** BEGIN MATERIALS PROVIDED **

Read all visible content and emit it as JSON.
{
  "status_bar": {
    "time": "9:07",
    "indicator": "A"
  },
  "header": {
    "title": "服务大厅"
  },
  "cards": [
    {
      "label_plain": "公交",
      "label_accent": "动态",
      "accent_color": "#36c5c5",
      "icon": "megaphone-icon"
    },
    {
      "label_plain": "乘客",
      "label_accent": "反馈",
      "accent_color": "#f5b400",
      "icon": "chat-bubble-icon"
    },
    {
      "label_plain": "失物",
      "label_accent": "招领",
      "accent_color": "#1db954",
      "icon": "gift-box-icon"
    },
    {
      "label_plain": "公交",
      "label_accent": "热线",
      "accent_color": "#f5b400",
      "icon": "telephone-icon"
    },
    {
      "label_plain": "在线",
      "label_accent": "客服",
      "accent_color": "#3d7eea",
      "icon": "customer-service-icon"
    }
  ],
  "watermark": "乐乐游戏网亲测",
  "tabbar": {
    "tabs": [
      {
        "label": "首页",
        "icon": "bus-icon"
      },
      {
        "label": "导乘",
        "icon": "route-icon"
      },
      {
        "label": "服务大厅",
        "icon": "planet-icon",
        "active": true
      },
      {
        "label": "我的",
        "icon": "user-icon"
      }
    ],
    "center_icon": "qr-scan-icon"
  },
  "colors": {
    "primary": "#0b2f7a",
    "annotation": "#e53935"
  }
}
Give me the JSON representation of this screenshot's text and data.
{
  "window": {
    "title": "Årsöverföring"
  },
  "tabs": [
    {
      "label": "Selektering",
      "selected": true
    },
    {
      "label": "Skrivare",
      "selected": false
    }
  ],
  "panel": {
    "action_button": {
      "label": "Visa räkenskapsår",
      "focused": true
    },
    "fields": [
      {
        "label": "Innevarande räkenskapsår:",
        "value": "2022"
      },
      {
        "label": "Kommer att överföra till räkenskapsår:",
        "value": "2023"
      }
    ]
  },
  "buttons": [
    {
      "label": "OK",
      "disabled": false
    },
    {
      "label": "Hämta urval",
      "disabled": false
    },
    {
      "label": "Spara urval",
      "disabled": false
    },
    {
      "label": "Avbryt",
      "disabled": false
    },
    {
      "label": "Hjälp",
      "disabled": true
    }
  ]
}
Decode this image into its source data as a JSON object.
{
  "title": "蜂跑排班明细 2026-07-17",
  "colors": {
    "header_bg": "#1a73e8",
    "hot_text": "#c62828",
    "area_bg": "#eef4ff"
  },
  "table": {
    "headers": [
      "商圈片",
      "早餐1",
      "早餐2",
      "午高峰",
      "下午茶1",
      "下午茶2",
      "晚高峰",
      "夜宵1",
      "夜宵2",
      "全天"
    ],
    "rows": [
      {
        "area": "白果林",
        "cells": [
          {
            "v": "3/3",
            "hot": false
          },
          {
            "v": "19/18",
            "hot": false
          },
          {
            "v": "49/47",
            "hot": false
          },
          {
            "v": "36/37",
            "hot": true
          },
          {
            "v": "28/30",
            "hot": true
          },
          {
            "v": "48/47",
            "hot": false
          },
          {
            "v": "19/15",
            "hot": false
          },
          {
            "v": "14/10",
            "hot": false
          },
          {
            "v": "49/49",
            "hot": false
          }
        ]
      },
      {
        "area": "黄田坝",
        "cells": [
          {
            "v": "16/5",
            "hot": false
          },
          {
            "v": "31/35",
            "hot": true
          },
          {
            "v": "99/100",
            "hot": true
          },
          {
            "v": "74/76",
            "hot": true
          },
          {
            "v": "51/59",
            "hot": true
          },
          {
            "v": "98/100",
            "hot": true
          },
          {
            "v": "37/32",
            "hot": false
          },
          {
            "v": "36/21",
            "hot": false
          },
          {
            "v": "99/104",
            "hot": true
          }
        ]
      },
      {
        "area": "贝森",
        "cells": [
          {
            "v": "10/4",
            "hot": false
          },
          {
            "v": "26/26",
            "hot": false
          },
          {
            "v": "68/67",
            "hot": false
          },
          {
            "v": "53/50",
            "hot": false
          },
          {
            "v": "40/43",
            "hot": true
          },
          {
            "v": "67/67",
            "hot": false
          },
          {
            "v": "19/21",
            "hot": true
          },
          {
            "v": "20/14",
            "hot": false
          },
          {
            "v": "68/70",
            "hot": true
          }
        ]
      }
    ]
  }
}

** END MATERIALS PROVIDED **

### WHAT YOU WILL DO
Wherever "data" shows up in a line, copy that line.

### RESULT OF THE TASK
Give me the JSON representation of this screenshot's text and data.
Decode this image into its source data as a JSON object.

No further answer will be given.